§ Material for this task:
** BEGIN **

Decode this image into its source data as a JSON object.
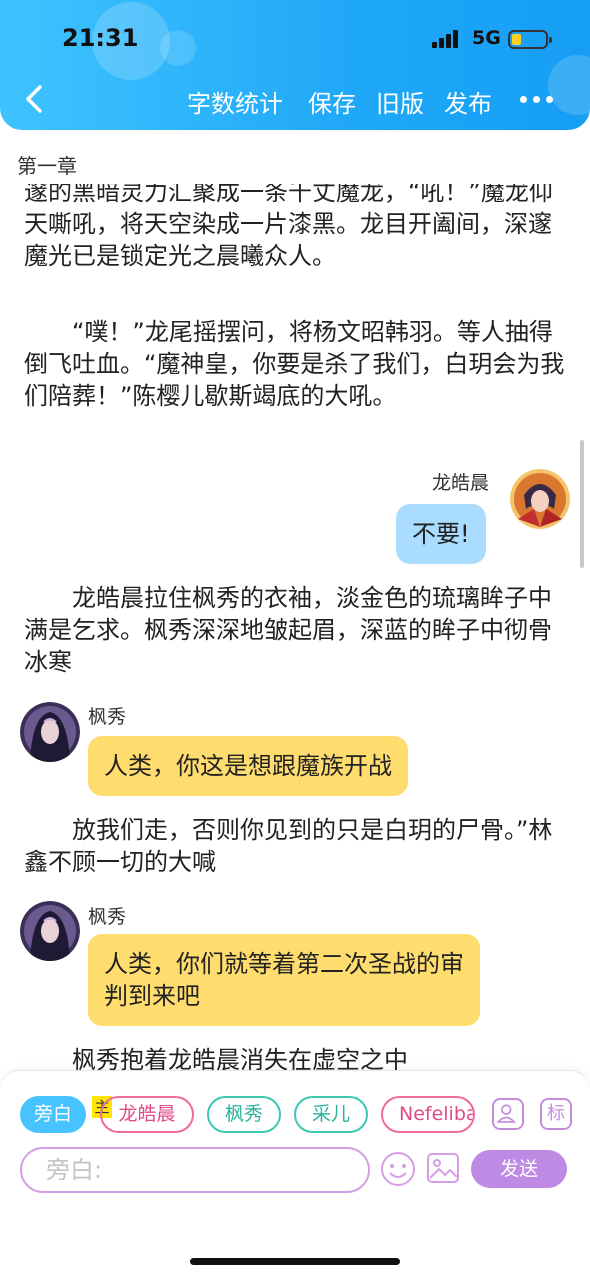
{
  "status_bar": {
    "time": "21:31",
    "network": "5G"
  },
  "header": {
    "back_icon": "chevron-left-icon",
    "actions": [
      "字数统计",
      "保存",
      "旧版",
      "发布"
    ],
    "more_icon": "more-dots-icon"
  },
  "chapter_title": "第一章",
  "content": {
    "para1_partial": "邃的黑暗灵力汇聚成一条千丈魔龙，“吼！”魔龙仰天嘶吼，将天空染成一片漆黑。龙目开阖间，深邃魔光已是锁定光之晨曦众人。",
    "para2": "　　“噗！”龙尾摇摆问，将杨文昭韩羽。等人抽得倒飞吐血。“魔神皇，你要是杀了我们，白玥会为我们陪葬！”陈樱儿歇斯竭底的大吼。",
    "msg1": {
      "speaker": "龙皓晨",
      "text": "不要!"
    },
    "para3": "　　龙皓晨拉住枫秀的衣袖，淡金色的琉璃眸子中满是乞求。枫秀深深地皱起眉，深蓝的眸子中彻骨冰寒",
    "msg2": {
      "speaker": "枫秀",
      "text": "人类，你这是想跟魔族开战"
    },
    "para4": "　　放我们走，否则你见到的只是白玥的尸骨。”林鑫不顾一切的大喊",
    "msg3": {
      "speaker": "枫秀",
      "text": "人类，你们就等着第二次圣战的审判到来吧"
    },
    "para5_partial": "　　枫秀抱着龙皓晨消失在虚空之中"
  },
  "toolbar": {
    "narrator_chip": "旁白",
    "main_tag": "主",
    "characters": [
      "龙皓晨",
      "枫秀",
      "采儿",
      "Nefeliba"
    ],
    "person_icon": "person-icon",
    "tag_icon_label": "标",
    "input_placeholder": "旁白:",
    "emoji_icon": "smile-icon",
    "image_icon": "image-icon",
    "send_label": "发送"
  },
  "colors": {
    "header_blue": "#1fa8f7",
    "bubble_blue": "#a9dcff",
    "bubble_yellow": "#ffdc6e",
    "send_purple": "#bf8ae4",
    "chip_pink": "#e24a88",
    "chip_teal": "#2ab29c"
  }
}
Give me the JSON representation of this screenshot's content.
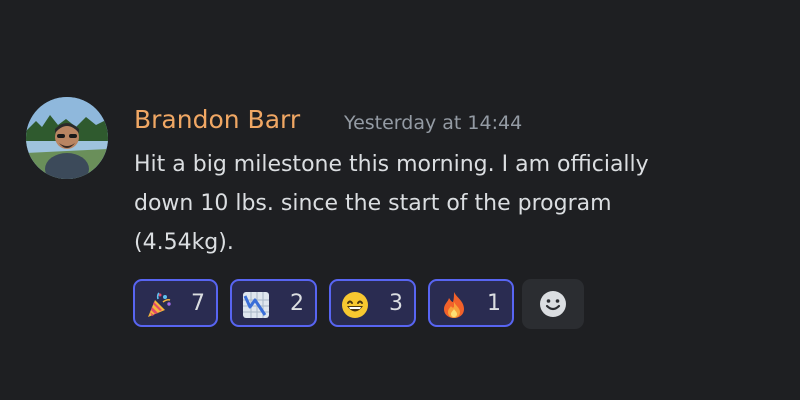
{
  "message": {
    "author": "Brandon Barr",
    "timestamp": "Yesterday at 14:44",
    "author_color": "#f0a764",
    "body_lines": [
      "Hit a big milestone this morning.  I am officially",
      "down 10 lbs. since the start of the program",
      "(4.54kg)."
    ]
  },
  "reactions": [
    {
      "icon": "party-popper-icon",
      "count": "7"
    },
    {
      "icon": "chart-decreasing-icon",
      "count": "2"
    },
    {
      "icon": "grinning-face-icon",
      "count": "3"
    },
    {
      "icon": "fire-icon",
      "count": "1"
    }
  ],
  "add_reaction": {
    "icon": "add-reaction-icon"
  },
  "colors": {
    "background": "#1e1f22",
    "reaction_border": "#5865f2",
    "reaction_bg": "#2a2c51",
    "text": "#dbdee1",
    "muted": "#949ba4"
  }
}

** END **

§ What is required:
Write out only the lines from the line containing "Give me the" through the end of the material above, both end lines included. Pictures are not written out.

§ Task result:
Give me the JSON representation of this screenshot's content.
{
  "message": {
    "author": "Brandon Barr",
    "timestamp": "Yesterday at 14:44",
    "author_color": "#f0a764",
    "body_lines": [
      "Hit a big milestone this morning.  I am officially",
      "down 10 lbs. since the start of the program",
      "(4.54kg)."
    ]
  },
  "reactions": [
    {
      "icon": "party-popper-icon",
      "count": "7"
    },
    {
      "icon": "chart-decreasing-icon",
      "count": "2"
    },
    {
      "icon": "grinning-face-icon",
      "count": "3"
    },
    {
      "icon": "fire-icon",
      "count": "1"
    }
  ],
  "add_reaction": {
    "icon": "add-reaction-icon"
  },
  "colors": {
    "background": "#1e1f22",
    "reaction_border": "#5865f2",
    "reaction_bg": "#2a2c51",
    "text": "#dbdee1",
    "muted": "#949ba4"
  }
}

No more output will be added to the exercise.